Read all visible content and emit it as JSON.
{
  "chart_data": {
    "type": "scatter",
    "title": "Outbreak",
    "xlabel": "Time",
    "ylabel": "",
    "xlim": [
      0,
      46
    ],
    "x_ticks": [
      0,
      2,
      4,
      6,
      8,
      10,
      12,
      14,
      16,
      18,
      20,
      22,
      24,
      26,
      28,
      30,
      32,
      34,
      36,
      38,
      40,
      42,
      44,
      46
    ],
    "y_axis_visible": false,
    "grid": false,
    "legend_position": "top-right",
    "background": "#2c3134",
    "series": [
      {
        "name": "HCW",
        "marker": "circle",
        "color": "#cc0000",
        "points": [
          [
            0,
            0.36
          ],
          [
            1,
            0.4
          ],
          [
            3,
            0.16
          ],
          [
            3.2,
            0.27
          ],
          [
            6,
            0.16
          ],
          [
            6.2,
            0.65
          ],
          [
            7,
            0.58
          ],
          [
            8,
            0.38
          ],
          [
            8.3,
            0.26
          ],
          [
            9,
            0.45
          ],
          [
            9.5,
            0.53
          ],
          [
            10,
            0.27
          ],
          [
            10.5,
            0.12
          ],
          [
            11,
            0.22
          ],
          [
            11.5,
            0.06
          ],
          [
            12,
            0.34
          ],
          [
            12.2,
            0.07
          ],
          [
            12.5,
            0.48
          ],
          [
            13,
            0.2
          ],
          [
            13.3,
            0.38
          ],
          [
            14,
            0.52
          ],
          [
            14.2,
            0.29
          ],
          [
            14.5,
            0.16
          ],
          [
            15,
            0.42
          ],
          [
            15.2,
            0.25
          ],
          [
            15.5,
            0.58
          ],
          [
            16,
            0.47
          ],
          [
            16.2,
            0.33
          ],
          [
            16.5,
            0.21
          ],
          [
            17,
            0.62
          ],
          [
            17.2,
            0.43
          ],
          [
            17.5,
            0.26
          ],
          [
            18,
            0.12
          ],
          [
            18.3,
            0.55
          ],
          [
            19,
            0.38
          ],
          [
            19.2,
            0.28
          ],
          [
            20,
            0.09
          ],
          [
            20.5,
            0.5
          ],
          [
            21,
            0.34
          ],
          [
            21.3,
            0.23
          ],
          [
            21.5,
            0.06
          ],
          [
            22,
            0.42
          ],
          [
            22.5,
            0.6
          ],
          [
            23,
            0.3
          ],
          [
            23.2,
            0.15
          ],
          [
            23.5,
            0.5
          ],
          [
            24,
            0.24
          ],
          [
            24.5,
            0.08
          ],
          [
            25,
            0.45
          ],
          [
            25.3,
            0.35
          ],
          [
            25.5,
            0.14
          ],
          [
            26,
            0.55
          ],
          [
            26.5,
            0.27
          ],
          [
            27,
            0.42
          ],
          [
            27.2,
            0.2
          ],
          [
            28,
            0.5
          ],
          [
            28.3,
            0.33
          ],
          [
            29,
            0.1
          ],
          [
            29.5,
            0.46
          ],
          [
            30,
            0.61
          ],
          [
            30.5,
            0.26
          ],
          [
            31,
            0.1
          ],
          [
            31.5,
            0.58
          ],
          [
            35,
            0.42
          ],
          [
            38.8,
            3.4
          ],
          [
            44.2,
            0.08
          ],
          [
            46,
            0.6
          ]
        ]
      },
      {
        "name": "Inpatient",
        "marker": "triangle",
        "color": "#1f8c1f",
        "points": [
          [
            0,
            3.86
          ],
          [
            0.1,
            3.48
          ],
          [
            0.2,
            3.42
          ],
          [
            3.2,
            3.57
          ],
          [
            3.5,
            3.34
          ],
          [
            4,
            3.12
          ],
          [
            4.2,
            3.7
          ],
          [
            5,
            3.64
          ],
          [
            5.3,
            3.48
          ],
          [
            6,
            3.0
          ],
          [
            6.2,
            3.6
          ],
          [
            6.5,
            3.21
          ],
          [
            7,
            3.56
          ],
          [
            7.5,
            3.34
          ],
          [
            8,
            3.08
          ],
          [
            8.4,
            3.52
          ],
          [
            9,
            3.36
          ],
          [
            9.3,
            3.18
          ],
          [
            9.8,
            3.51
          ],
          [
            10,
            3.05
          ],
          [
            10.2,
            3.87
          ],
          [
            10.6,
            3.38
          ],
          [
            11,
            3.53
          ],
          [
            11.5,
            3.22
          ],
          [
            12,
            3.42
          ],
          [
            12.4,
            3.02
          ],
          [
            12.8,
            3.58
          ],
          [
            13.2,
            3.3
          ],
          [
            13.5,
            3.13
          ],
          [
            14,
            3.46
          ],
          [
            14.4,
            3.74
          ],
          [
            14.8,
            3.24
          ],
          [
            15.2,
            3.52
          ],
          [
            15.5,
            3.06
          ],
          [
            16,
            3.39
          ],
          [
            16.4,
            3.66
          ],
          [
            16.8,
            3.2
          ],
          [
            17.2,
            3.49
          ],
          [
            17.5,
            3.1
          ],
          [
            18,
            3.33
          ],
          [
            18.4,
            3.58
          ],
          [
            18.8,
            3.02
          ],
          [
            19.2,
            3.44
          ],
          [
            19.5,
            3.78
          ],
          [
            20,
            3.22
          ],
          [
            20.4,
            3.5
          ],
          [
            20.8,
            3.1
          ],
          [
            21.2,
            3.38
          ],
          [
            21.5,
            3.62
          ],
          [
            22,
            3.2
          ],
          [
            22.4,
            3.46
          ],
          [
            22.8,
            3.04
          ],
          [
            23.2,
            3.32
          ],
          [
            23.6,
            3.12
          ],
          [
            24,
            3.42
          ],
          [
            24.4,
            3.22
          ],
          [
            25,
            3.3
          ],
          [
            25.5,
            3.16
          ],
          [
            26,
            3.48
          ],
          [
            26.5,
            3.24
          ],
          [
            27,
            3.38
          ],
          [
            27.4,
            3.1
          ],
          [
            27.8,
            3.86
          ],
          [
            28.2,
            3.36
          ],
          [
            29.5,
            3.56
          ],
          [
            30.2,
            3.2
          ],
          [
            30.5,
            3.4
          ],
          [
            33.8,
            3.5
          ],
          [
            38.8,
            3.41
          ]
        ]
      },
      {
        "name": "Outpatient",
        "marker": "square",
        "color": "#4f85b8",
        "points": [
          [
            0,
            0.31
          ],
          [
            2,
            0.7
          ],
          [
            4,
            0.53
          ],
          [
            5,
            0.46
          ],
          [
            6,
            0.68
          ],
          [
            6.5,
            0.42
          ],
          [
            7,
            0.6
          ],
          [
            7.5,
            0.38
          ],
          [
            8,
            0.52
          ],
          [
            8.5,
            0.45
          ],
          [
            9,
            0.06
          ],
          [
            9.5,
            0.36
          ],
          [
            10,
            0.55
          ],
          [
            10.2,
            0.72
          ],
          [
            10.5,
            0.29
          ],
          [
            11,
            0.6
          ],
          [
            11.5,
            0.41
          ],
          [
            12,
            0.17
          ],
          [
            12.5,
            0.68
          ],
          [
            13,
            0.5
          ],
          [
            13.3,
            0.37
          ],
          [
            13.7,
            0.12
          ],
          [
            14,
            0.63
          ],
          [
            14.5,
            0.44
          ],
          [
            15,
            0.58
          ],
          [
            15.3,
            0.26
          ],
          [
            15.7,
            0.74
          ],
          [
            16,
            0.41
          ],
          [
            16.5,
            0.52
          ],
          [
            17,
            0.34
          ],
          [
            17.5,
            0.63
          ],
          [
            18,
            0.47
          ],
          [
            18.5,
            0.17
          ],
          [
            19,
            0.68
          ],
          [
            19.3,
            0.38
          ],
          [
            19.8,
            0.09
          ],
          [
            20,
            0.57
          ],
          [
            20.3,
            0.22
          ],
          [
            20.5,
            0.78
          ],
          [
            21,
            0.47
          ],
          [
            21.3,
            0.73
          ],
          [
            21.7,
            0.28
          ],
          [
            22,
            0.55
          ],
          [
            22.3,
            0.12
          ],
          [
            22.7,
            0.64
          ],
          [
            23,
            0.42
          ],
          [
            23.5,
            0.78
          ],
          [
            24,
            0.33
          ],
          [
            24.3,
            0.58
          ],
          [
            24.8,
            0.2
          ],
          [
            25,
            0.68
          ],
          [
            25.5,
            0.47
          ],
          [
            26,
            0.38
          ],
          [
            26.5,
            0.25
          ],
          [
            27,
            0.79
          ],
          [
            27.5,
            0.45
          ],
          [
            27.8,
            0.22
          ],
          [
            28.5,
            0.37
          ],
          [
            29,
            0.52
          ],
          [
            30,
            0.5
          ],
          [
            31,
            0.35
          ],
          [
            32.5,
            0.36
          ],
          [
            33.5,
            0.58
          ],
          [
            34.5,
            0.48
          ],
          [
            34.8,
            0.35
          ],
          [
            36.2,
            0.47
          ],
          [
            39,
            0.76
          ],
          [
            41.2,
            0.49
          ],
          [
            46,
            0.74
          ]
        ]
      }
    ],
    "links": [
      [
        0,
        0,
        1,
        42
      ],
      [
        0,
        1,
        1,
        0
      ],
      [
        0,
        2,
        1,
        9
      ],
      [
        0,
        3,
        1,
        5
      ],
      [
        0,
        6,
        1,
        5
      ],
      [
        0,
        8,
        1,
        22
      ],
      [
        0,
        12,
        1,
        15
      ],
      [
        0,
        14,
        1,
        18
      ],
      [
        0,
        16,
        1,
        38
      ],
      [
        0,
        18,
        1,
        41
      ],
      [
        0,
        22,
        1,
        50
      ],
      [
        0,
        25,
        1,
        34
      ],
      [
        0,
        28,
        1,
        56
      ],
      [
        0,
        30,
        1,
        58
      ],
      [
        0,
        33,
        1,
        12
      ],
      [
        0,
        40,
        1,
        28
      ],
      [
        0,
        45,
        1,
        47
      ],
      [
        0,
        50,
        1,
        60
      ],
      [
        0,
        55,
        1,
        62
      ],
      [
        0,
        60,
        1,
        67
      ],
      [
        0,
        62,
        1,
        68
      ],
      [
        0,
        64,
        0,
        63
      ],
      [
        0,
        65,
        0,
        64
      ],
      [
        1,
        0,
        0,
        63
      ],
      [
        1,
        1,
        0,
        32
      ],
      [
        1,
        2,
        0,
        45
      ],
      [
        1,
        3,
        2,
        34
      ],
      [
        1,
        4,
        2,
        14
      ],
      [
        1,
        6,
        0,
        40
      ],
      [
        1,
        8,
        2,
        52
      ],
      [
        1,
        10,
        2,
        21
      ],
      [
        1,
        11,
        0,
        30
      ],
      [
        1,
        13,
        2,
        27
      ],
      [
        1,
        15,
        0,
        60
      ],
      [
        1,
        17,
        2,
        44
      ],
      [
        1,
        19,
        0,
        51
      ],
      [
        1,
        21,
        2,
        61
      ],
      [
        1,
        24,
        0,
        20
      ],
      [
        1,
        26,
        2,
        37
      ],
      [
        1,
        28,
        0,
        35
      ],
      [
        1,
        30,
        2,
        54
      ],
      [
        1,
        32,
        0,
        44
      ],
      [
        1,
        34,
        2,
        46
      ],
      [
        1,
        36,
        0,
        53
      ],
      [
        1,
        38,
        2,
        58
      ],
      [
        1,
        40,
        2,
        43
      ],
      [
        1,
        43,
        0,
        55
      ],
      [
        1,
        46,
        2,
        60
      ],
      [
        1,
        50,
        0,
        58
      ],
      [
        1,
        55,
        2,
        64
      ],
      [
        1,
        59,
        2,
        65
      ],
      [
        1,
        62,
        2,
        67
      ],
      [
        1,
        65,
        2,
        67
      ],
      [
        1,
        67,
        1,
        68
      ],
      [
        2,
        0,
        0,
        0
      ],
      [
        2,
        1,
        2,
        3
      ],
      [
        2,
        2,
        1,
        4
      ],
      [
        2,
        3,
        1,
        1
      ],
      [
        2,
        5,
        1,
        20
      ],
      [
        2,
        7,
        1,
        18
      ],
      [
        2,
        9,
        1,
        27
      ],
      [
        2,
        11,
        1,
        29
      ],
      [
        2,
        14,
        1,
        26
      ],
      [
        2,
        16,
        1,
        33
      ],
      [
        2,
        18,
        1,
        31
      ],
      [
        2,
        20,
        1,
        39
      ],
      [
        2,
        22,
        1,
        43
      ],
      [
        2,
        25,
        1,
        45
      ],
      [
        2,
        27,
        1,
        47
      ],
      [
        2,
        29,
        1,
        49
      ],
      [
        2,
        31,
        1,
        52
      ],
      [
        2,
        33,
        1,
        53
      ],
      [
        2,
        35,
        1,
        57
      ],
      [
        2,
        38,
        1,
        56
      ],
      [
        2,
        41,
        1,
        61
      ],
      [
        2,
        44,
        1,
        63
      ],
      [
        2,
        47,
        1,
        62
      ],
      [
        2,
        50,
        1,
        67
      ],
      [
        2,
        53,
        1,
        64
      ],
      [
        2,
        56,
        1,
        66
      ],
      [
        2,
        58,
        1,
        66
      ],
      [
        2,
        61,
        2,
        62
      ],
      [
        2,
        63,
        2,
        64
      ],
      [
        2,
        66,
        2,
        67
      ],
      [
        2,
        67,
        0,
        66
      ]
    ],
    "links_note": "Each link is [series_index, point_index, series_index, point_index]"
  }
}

— Work to do —
Determine the number of lines in the listing that contain the string "color". Write that number and nothing else.

— Completed exercise —
3